### Goal of the exercise
Edit the Oxford North text from "The two Workspace" down to "the roofs’ rafters.", putting "timber" wherever "concrete" appears.

A new innovation district that co-locates homes and amenities alongside international scientific research.
Oxford North is a place where residences and amenities sit alongside academic research. The masterplan aims to attract global scientific research and talent, while at the same time boosting the local and national economy. This initial phase introduces two distinct typologies – the Workspace buildings, and the Red Hall – together with a new public park.
The two Workspace buildings, which are physically connected, provide flexible laboratory and office space for a range of life-science businesses: from SMEs who can incubate and grow, to global organisations that are seeking to thrive within Oxford’s commercial ecosystem. These buildings are framed in concrete, which provides a resilience for accommodating either life-science or commercial functionality in the future. Their roofs are then framed in steel, and are profiled in a series of four pitches each; this create large, vaulted interior spaces, with the ability to suspend mezzanine levels from the beams that span between the roofs’ rafters.

### Data section
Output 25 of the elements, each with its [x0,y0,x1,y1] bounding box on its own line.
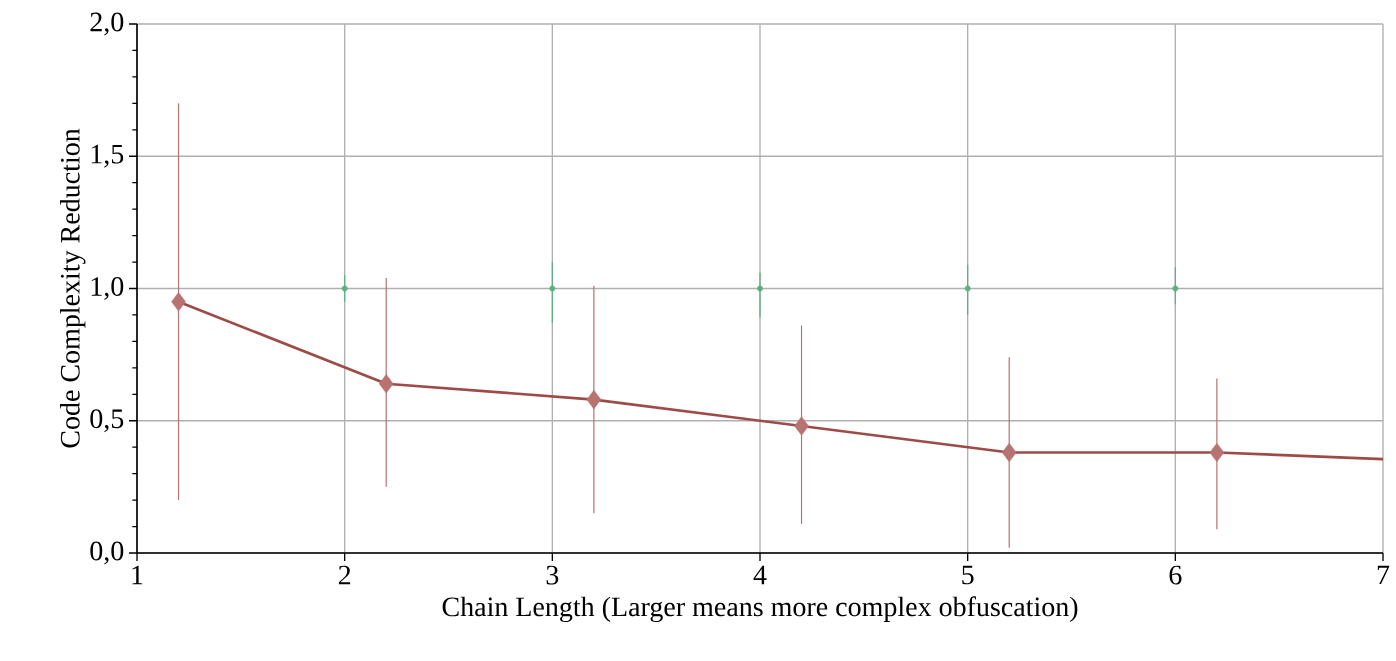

### Solution for this task
The two Workspace buildings, which are physically connected, provide flexible laboratory and office space for a range of life-science businesses: from SMEs who can incubate and grow, to global organisations that are seeking to thrive within Oxford’s commercial ecosystem. These buildings are framed in timber, which provides a resilience for accommodating either life-science or commercial functionality in the future. Their roofs are then framed in steel, and are profiled in a series of four pitches each; this create large, vaulted interior spaces, with the ability to suspend mezzanine levels from the beams that span between the roofs’ rafters.